Extract provided:
--- START ---
Getty Images Something is sizzling in the U.S. right now, but it’s not these steaks. It’s the U.S. economy.
After the latest hiring binge and fastest wage growth in nine years, what can the U.S. economy do for an encore?
Read: Wages rise at fastest pace in nine years as U.S. adds 250,000 jobs in October
Keep it going. As good as the economy is right now, it’s been even better. In some cases much better.
By some measures, in fact, the economy is actually worse in 2018 than it was before the onset of the 2007-2009 recession. While the percentage of Americans in their prime who have joined the labor force just hit an eight-year high, for example, it still lags well below the prerecession peak.
Read: It ’s prime time for Americans 25 to 54 years old who want to work
What the future beholds for an economic expansion now more than nine years old is unlikely to be revealed by a grab-bag of secondary economic reports this week.
Instead investors are expected to focus on the outcome of the 2018 elections and the rising prospects that Democrats will seize control of the House for the first time since 2010.
President Trump and Republicans have argued that a Democratic takeover of the House would harm the economy, but with conservatives widely expected to maintain control of the Senate it’s doubtful that Washington will do much to help or harm growth in the short run.
Read: Worker pay and benefits growing at fastest pace since recession
The bigger danger is likely to come from a Federal Reserve bent on raising interest rates and the cost of borrowing. The central bank is increasing the price of money to prevent inflation from rising to dangerous levels, but historically that’s usually resulted in recession.
--- END ---
Data excerpts:
--- START ---
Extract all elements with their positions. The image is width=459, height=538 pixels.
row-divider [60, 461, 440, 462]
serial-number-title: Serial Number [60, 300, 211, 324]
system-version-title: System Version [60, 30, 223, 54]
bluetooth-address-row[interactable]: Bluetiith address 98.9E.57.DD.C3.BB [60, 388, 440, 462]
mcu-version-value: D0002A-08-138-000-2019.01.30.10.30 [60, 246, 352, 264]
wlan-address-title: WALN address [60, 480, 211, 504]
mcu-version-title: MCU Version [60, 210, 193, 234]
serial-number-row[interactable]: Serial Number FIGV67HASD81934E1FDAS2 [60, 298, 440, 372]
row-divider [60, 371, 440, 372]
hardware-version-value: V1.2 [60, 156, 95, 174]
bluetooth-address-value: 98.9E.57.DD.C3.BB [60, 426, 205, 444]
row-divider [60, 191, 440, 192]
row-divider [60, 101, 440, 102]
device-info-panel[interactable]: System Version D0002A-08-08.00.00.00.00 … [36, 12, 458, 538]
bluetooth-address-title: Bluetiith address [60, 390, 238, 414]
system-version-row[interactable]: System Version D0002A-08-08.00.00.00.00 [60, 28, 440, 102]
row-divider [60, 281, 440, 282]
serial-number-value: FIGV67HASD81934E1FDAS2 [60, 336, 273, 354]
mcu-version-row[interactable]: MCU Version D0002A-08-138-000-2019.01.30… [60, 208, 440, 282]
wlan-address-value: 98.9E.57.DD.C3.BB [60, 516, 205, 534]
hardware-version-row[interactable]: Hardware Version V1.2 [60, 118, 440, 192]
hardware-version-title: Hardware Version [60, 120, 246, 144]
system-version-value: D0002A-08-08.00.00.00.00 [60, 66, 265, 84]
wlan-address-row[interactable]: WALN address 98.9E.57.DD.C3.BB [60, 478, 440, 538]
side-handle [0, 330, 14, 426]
--- END ---
What is needed: Duplicate the passage of the U.S. economy article from "Read: It ’s" up to and including "the short run.". The material comes from a different source than the article.

Task answer:
Read: It ’s prime time for Americans 25 to 54 years old who want to work
What the future beholds for an economic expansion now more than nine years old is unlikely to be revealed by a grab-bag of secondary economic reports this week.
Instead investors are expected to focus on the outcome of the 2018 elections and the rising prospects that Democrats will seize control of the House for the first time since 2010.
President Trump and Republicans have argued that a Democratic takeover of the House would harm the economy, but with conservatives widely expected to maintain control of the Senate it’s doubtful that Washington will do much to help or harm growth in the short run.